→ **DATASET EXTRACT**

______________________________

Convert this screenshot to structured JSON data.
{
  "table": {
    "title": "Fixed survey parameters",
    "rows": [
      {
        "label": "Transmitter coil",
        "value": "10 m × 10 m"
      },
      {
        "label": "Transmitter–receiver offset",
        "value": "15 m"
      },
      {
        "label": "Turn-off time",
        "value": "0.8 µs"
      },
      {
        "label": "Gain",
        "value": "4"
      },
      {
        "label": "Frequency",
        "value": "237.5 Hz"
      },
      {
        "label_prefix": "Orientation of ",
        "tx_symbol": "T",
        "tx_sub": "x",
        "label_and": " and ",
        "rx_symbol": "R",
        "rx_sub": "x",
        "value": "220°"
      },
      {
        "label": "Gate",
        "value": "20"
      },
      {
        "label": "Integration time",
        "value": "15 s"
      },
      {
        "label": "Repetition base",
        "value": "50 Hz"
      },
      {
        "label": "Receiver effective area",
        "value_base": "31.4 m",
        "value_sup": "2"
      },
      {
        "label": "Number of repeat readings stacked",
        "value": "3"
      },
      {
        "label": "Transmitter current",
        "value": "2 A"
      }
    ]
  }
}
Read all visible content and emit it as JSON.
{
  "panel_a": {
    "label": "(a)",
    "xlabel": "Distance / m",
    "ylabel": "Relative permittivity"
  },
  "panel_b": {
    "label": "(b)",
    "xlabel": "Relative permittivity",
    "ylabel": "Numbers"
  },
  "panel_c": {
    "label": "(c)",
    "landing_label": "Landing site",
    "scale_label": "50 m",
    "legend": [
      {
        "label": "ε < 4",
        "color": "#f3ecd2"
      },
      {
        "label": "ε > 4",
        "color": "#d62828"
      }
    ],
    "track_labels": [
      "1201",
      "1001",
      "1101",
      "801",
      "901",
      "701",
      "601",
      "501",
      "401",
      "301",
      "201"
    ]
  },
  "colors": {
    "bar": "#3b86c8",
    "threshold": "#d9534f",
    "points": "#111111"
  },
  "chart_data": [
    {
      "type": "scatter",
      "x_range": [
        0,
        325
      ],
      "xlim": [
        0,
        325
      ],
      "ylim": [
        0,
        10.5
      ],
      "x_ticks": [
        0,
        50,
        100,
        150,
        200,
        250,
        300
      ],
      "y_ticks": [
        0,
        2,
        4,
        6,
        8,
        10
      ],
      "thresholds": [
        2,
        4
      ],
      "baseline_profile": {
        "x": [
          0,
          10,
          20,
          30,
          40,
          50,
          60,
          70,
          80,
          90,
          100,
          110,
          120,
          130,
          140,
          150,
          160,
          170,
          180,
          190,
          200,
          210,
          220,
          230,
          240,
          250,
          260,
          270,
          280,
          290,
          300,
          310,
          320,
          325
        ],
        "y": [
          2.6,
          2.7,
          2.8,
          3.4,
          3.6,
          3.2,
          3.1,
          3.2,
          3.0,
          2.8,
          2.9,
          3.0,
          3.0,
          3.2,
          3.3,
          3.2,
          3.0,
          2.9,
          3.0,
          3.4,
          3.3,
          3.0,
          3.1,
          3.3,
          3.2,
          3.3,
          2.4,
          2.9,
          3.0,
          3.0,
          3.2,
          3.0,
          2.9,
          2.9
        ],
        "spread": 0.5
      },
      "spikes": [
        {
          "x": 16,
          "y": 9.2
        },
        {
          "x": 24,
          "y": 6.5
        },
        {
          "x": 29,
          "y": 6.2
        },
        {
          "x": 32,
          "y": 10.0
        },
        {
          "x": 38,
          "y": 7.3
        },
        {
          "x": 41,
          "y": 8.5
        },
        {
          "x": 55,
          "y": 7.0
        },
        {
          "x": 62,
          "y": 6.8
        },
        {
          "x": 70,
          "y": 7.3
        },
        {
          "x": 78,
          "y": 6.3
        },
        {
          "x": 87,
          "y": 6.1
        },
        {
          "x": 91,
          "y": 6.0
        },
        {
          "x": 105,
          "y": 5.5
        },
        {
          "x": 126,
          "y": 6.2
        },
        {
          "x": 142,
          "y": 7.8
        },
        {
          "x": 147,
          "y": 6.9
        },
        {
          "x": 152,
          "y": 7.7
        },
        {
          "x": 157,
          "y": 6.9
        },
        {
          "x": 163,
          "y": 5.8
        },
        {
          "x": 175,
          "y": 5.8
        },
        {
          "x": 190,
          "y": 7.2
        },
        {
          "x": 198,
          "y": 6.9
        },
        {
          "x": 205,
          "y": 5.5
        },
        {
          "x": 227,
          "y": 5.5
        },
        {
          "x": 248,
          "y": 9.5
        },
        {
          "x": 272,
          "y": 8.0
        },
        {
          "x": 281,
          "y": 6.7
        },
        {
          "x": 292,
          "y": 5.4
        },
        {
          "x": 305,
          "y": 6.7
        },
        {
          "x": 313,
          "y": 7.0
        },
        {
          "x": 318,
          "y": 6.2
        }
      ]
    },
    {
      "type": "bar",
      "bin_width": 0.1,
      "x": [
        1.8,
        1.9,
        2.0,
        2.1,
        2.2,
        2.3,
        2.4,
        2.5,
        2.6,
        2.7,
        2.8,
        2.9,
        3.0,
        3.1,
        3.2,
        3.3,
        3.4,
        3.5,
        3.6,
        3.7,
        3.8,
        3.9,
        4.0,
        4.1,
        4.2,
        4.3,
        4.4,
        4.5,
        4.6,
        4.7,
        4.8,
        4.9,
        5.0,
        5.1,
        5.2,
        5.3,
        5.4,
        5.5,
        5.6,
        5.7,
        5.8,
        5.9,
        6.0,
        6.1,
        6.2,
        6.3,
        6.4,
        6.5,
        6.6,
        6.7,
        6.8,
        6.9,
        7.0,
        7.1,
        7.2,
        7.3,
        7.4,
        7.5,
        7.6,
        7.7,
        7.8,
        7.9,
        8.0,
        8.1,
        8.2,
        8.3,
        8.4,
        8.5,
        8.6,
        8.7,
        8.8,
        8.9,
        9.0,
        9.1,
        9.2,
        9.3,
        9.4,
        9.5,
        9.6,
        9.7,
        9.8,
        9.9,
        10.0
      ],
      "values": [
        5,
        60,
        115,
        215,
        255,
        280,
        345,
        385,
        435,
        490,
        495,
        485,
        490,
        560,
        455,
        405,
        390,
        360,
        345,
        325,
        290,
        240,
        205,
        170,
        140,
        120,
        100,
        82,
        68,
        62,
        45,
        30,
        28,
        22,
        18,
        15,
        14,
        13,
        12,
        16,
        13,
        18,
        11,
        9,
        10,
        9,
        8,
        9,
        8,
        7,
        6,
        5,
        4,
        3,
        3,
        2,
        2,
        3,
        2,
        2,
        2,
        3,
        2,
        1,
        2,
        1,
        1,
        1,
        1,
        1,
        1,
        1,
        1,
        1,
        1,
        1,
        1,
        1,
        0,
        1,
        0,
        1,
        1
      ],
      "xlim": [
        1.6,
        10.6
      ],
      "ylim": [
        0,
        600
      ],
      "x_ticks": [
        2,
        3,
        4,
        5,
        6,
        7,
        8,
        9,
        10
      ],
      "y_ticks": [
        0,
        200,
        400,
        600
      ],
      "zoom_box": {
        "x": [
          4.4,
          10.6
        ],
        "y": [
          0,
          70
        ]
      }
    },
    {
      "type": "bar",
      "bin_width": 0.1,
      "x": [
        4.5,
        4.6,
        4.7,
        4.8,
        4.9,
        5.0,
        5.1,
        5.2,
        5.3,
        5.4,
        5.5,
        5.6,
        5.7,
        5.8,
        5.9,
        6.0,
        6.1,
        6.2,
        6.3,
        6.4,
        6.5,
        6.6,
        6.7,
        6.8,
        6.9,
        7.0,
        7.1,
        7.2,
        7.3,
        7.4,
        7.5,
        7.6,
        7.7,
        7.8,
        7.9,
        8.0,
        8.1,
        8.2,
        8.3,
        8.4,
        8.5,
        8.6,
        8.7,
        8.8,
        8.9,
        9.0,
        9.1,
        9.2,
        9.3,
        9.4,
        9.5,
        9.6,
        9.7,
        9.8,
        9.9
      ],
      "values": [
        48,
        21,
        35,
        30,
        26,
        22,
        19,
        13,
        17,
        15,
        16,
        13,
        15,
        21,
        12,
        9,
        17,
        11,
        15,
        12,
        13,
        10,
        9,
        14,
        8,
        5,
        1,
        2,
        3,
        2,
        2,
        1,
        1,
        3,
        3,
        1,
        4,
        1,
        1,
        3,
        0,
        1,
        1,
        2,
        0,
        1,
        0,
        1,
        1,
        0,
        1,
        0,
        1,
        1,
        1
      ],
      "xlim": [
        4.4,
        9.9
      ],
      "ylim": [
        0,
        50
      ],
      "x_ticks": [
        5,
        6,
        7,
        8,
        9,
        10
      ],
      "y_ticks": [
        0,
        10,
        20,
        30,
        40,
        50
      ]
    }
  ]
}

______________________________

→ **EXERCISE TASK**
Every line that holds the string "Transmitter" should be returned.

→ **TASK OUTPUT**
        "label": "Transmitter coil",
        "label": "Transmitter–receiver offset",
        "label": "Transmitter current",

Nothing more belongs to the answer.